[Collected data]
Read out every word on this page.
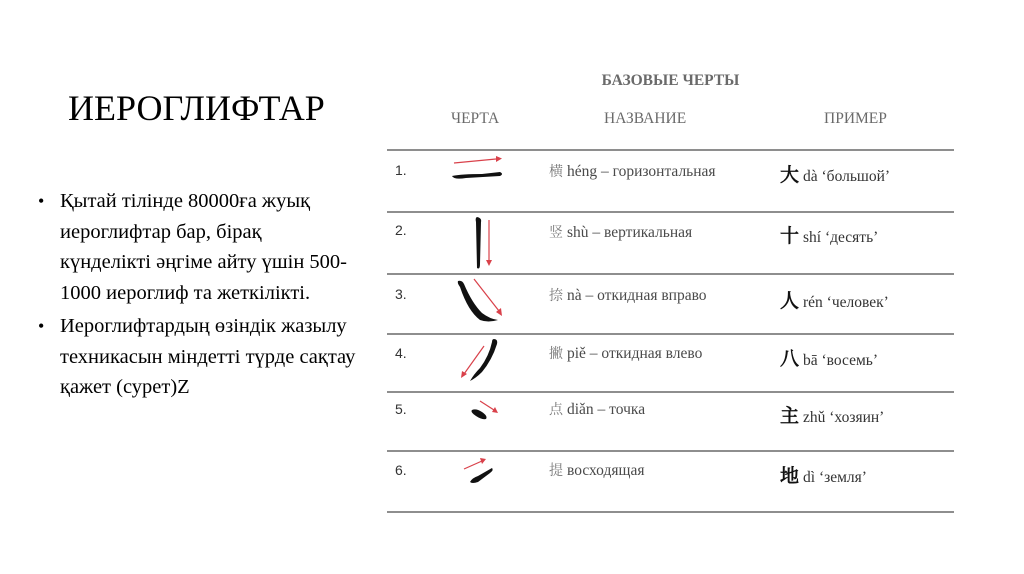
ИЕРОГЛИФТАР
• Қытай тілінде 80000ға жуық иероглифтар бар, бірақ күнделікті әңгіме айту үшін 500-1000 иероглиф та жеткілікті.
• Иероглифтардың өзіндік жазылу техникасын міндетті түрде сақтау қажет (сурет)Z
БАЗОВЫЕ ЧЕРТЫ
ЧЕРТА	НАЗВАНИЕ	ПРИМЕР
1.	横 héng – горизонтальная	大 dà ‘большой’
2.	竖 shù – вертикальная	十 shí ‘десять’
3.	捺 nà – откидная вправо	人 rén ‘человек’
4.	撇 piě – откидная влево	八 bā ‘восемь’
5.	点 diǎn – точка	主 zhǔ ‘хозяин’
6.	提 восходящая	地 dì ‘земля’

▸ **Problem**:
Find all the lines containing "откидная" in the material, then copy them.

▸ **Result for this exercise**:
3.	捺 nà – откидная вправо	人 rén ‘человек’
4.	撇 piě – откидная влево	八 bā ‘восемь’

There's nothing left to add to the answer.